▸ **Consignes**
**A.** Citez l'entretien sur le spectacle vivant depuis « Paul Rondin est, au » jusqu'à « la puissance publique. » inclus.
**B.** Prolongez l'entretien sur le spectacle vivant en reprenant après sa dernière phrase.

▸ **Extrait**
Paul Rondin, directeur délégué du Festival d’Avignon. | CHRISTOPHE RAYNAUD DE LAGE/FESTIVAL D’AVIGNON

Paul Rondin est, au Festival d’Avignon, le bras droit d’Olivier Py, avec le titre de directeur délégué. Comme beaucoup dans le théâtre public, il s’inquiète de la récente montée en puissance du privé dans le spectacle vivant, et d’un certain abandon du terrain par la puissance publique.

Dans le domaine du spectacle vivant, le privé intervient-il principalement sous la forme du mécénat ?

Pas uniquement. Je dirais plutôt que le mécénat serait le cheval de Troie : il a permis à des groupes privés de mettre un pied très honorable dans la culture – certains avec une vraie démarche socio-culturelle. Je n’ai rien contre le mécénat, nous y faisons appel à Avignon et nous sommes bien contents de ces apports. Cela n’empêche pas que la question du service public se pose. Et que l’on doit se demander pourquoi certaines fondations ou mécènes investissent depuis quelque temps le champ du spectacle vivant. Dans les arts visuels, on peut comprendre : c’est un vrai marché, et c’est assumé. Mais pourquoi ce besoin de visibilité de certains groupes ?

▸ **Données fournies**

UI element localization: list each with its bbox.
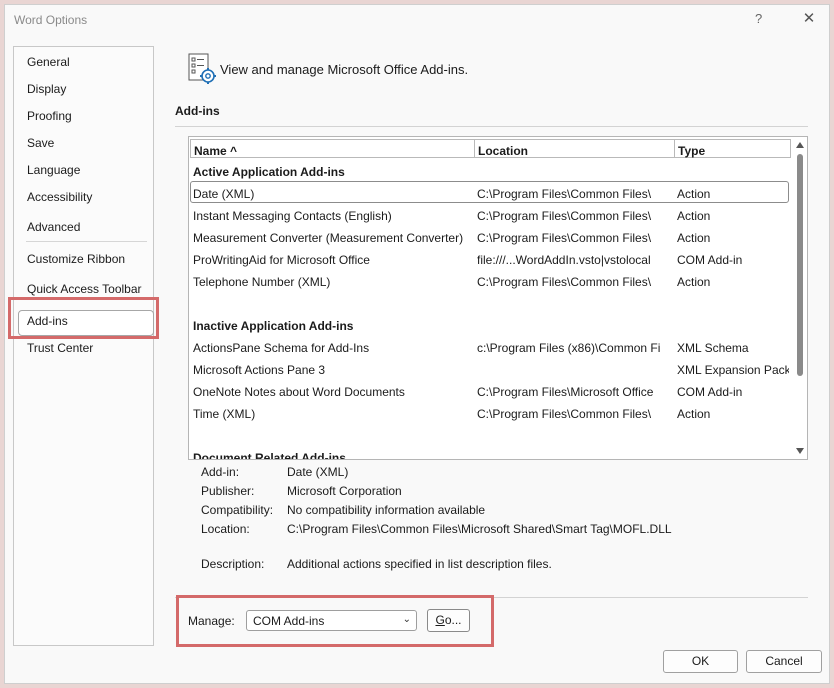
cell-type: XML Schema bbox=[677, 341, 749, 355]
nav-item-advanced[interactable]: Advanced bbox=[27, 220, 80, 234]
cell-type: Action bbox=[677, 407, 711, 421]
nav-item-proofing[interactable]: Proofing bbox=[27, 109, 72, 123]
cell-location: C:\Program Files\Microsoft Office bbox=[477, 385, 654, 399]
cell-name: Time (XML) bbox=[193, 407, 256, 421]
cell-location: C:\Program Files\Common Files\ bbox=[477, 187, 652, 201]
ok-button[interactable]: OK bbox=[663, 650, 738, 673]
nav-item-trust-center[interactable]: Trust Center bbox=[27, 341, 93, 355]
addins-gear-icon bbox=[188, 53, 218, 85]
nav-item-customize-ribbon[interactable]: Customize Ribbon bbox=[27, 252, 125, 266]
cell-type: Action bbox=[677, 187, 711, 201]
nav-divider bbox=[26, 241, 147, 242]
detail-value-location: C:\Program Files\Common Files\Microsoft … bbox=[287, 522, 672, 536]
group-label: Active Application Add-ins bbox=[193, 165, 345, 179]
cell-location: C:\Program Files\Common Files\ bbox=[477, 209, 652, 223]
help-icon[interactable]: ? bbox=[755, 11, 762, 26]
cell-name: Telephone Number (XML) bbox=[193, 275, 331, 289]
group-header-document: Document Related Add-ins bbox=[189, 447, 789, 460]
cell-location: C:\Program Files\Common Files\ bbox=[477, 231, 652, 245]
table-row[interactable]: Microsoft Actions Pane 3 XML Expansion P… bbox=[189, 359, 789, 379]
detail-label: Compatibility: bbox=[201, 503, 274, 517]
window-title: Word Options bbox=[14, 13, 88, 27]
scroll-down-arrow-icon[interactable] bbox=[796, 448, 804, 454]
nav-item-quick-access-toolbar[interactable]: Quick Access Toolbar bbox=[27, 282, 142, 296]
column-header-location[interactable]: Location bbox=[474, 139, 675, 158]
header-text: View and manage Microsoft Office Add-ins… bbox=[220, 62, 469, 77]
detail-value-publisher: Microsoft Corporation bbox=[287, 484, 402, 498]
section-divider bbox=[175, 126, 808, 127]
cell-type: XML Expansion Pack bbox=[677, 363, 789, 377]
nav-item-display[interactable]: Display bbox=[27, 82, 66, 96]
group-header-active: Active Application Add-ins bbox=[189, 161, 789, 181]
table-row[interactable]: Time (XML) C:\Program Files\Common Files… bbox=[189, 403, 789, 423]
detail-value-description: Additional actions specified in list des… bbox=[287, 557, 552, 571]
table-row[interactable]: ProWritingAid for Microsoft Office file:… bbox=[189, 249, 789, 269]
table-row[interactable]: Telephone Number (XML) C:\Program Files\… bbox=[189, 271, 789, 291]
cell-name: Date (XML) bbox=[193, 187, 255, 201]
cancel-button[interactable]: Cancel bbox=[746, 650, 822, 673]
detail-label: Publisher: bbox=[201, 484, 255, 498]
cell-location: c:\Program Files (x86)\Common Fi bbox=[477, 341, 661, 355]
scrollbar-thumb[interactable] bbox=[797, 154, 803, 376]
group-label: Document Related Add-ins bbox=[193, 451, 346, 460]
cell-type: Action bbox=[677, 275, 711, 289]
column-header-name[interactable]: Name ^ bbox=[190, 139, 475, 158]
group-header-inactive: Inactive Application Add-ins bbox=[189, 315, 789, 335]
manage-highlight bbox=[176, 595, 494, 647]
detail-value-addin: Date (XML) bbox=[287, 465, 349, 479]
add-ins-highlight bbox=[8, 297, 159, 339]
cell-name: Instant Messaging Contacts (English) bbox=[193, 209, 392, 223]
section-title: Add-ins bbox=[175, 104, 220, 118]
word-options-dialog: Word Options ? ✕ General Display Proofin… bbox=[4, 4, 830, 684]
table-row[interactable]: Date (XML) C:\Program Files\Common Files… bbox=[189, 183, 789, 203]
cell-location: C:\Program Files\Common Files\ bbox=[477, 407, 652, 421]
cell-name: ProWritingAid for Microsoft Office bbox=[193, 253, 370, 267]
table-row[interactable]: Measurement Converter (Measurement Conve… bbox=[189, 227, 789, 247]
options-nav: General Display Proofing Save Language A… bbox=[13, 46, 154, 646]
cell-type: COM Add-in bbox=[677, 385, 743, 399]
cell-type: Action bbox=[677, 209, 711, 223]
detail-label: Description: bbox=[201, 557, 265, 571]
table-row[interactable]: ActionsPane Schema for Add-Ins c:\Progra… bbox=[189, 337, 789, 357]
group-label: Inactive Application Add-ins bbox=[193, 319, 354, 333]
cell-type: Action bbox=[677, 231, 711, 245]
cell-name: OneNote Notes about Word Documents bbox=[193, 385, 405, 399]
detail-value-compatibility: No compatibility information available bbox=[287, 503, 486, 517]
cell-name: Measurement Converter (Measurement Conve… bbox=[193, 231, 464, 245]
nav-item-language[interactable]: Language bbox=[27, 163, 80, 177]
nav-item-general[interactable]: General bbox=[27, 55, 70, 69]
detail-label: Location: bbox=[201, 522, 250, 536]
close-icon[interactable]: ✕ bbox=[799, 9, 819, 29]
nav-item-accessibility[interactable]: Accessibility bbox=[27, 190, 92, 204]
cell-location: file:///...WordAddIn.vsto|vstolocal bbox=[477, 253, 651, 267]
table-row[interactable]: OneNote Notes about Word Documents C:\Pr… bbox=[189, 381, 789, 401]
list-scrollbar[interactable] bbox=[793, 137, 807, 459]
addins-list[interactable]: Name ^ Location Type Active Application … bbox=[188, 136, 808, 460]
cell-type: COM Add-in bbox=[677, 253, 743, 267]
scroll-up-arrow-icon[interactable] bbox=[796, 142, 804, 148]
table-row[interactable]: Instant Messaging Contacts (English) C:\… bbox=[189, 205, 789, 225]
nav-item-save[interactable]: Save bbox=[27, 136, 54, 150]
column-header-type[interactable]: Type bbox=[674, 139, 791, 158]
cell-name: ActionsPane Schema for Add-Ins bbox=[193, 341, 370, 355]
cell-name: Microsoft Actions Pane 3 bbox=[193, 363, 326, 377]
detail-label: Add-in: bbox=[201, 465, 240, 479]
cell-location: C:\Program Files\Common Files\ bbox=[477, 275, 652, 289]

▸ **Réponses par consigne**
**A.**
Paul Rondin est, au Festival d’Avignon, le bras droit d’Olivier Py, avec le titre de directeur délégué. Comme beaucoup dans le théâtre public, il s’inquiète de la récente montée en puissance du privé dans le spectacle vivant, et d’un certain abandon du terrain par la puissance publique.

**B.**
A qui pensez-vous ?

Fimalac est à mon sens le cheval de Troie par excellence. Leur Fondation Culture & Diversité est tout à fait respectable, et a fait des choses formidables pour les jeunes qui en ont bénéficié. Mais d’emblée, j’ai trouvé étrange que cette fondation se montre à ce point dans les lieux de spectacle vivant. Et on s’est aperçu assez vite qu’en parallèle, une fois la crédibilité acquise grâce à la fondation, il y avait derrière une vraie construction, une vraie stratégie industrielle, qui en plus est redoutable, car elle est verticale : l’activité va de l’édition à la billetterie – de l’origine même du spectacle, sa production, à sa diffusion et son exploitation.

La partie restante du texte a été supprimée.